>>>

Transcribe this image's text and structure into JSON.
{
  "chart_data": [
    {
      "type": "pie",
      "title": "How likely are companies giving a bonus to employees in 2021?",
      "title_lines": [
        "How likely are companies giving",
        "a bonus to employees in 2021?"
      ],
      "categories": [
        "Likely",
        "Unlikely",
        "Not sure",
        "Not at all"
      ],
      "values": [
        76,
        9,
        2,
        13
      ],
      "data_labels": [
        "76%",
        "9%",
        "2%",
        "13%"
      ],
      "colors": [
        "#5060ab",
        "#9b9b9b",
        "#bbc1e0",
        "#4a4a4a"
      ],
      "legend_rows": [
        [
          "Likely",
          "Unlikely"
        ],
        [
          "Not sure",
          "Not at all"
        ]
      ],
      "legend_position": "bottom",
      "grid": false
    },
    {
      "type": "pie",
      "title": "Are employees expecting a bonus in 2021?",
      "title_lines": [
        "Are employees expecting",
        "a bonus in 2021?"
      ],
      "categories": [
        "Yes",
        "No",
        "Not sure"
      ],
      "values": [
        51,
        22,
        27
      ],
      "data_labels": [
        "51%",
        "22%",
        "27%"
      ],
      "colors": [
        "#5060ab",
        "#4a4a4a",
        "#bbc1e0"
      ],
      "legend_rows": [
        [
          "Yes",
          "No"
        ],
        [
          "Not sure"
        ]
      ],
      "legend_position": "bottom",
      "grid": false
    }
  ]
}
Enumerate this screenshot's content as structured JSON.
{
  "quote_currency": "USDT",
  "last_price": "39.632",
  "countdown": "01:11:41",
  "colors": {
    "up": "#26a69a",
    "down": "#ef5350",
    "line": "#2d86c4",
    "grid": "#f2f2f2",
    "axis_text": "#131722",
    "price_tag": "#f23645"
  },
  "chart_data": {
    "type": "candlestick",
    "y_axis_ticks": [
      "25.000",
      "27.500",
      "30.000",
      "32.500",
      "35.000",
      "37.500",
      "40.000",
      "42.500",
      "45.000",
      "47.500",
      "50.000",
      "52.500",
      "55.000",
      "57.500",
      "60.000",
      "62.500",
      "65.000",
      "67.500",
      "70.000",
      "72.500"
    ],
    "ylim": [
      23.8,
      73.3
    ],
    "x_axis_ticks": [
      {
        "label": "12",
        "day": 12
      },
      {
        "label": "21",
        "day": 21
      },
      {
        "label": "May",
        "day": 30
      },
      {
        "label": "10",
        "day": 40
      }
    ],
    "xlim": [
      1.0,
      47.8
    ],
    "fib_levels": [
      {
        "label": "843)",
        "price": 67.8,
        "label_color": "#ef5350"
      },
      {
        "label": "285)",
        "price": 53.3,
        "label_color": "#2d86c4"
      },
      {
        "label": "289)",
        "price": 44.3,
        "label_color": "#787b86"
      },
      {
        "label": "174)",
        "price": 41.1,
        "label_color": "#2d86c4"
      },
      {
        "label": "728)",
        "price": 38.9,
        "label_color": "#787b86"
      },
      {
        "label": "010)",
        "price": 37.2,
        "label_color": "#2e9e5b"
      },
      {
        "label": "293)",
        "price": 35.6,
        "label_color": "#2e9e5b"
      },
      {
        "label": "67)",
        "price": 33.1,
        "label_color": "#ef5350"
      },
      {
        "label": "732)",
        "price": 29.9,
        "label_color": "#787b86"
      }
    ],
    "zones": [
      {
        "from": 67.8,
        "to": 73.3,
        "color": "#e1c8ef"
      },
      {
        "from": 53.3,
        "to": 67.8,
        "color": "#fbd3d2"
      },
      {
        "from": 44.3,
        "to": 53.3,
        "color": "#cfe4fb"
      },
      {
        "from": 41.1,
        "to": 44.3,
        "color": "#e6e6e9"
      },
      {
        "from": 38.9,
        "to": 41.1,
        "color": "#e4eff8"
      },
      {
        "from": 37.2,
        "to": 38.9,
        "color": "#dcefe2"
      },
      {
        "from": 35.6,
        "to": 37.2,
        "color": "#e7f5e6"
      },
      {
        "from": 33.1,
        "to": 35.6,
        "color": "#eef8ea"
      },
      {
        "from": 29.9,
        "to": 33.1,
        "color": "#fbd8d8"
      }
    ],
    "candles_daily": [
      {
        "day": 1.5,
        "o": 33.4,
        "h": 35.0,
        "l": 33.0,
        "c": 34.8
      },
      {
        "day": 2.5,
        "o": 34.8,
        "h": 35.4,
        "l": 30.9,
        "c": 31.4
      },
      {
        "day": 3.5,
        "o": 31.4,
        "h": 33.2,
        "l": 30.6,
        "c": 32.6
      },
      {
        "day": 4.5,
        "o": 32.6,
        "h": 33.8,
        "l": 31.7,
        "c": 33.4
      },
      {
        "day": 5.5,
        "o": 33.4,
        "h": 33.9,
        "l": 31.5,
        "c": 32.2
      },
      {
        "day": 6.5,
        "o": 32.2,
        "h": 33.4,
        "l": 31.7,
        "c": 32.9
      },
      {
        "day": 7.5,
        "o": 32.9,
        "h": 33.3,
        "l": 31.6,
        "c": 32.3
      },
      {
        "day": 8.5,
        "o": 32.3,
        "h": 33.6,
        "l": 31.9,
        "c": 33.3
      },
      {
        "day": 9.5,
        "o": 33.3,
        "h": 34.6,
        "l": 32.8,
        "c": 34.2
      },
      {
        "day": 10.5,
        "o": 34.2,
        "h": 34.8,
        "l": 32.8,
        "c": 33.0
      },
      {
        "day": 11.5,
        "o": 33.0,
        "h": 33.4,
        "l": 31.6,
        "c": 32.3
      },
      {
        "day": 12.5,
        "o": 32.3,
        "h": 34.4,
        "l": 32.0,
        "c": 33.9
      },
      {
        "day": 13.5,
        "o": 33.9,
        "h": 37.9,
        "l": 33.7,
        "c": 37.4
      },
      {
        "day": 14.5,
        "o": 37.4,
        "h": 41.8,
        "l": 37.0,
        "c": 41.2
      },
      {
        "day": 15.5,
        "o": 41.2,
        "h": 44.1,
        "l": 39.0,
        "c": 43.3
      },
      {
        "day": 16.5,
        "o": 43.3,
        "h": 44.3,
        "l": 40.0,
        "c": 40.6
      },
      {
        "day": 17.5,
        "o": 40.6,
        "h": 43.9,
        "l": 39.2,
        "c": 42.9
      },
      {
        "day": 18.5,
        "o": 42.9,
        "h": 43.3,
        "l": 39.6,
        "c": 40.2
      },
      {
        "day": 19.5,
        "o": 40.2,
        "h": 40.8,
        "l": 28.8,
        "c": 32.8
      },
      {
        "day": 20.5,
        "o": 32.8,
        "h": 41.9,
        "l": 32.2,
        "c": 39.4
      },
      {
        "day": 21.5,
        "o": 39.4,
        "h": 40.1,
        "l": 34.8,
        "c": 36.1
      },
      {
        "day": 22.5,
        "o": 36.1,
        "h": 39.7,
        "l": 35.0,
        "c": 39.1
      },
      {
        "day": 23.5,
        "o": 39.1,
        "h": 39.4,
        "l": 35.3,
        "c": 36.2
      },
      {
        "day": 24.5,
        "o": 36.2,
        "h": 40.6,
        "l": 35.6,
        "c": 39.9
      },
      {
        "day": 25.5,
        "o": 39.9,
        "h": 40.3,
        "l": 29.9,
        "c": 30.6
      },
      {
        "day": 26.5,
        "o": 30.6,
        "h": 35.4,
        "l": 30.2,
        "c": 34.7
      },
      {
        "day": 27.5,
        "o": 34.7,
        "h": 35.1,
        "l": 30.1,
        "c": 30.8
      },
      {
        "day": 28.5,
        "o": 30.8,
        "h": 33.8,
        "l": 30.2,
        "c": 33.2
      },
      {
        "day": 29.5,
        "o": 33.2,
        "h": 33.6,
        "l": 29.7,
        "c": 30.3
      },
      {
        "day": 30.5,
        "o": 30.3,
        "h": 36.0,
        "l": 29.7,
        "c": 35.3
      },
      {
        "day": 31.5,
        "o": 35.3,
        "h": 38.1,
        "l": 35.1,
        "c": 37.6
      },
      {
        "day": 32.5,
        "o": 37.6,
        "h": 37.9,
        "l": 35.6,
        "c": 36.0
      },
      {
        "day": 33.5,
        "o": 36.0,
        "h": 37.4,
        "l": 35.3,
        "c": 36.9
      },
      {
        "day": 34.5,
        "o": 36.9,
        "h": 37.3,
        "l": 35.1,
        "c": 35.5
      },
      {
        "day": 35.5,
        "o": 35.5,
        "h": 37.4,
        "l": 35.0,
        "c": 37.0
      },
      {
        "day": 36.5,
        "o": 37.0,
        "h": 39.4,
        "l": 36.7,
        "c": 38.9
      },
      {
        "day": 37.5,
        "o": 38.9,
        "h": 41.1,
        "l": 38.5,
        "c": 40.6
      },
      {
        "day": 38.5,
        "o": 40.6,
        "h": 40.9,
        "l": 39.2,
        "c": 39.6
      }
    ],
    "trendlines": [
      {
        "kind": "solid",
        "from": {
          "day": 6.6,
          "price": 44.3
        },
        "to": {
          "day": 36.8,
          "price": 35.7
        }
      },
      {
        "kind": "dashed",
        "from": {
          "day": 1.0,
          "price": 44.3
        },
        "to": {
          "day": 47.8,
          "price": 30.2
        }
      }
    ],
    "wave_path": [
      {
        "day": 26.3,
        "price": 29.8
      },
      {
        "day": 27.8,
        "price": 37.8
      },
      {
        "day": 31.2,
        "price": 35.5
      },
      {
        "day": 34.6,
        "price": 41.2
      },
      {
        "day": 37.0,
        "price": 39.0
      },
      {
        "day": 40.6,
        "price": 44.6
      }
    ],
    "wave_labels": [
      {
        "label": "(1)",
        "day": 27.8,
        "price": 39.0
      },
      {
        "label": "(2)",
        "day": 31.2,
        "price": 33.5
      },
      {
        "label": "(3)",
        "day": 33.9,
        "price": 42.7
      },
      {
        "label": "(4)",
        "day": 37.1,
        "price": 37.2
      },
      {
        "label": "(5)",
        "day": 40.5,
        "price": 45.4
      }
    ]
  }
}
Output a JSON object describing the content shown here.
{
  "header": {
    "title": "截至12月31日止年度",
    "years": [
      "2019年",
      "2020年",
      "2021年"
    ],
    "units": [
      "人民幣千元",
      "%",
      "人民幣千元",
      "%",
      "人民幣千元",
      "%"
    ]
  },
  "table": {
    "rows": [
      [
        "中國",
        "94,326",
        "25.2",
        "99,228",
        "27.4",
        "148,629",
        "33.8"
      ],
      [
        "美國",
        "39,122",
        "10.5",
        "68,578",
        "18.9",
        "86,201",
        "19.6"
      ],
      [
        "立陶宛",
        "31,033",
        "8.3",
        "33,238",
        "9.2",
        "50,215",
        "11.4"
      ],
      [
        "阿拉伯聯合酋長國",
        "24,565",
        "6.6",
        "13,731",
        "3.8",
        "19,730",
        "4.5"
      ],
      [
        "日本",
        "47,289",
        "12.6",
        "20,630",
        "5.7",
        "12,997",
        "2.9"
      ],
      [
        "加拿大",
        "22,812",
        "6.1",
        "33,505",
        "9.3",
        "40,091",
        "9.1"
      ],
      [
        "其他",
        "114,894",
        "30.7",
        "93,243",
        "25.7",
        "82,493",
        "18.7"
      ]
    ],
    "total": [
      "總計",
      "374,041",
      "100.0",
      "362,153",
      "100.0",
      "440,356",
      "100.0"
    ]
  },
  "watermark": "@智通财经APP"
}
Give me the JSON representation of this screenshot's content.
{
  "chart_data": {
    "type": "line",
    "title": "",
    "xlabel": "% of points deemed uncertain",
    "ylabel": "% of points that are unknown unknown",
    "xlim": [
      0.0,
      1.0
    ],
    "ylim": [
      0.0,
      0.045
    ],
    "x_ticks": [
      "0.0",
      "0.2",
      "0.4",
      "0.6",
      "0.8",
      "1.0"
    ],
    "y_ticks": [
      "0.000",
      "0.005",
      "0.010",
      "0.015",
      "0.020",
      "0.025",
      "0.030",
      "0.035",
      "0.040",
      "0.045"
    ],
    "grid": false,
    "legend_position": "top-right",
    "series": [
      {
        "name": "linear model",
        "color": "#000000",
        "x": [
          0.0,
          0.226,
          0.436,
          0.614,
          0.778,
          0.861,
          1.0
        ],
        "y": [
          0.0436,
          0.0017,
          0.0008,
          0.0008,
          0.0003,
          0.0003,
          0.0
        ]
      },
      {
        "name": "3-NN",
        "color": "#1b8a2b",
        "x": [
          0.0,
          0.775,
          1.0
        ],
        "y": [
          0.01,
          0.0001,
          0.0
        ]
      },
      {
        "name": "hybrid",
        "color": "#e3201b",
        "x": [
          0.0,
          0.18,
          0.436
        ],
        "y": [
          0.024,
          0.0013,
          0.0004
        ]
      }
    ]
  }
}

<<<

▸ **Short task**
State how many lines of the listing include "name", and nothing more.

▸ **Result for this task**
3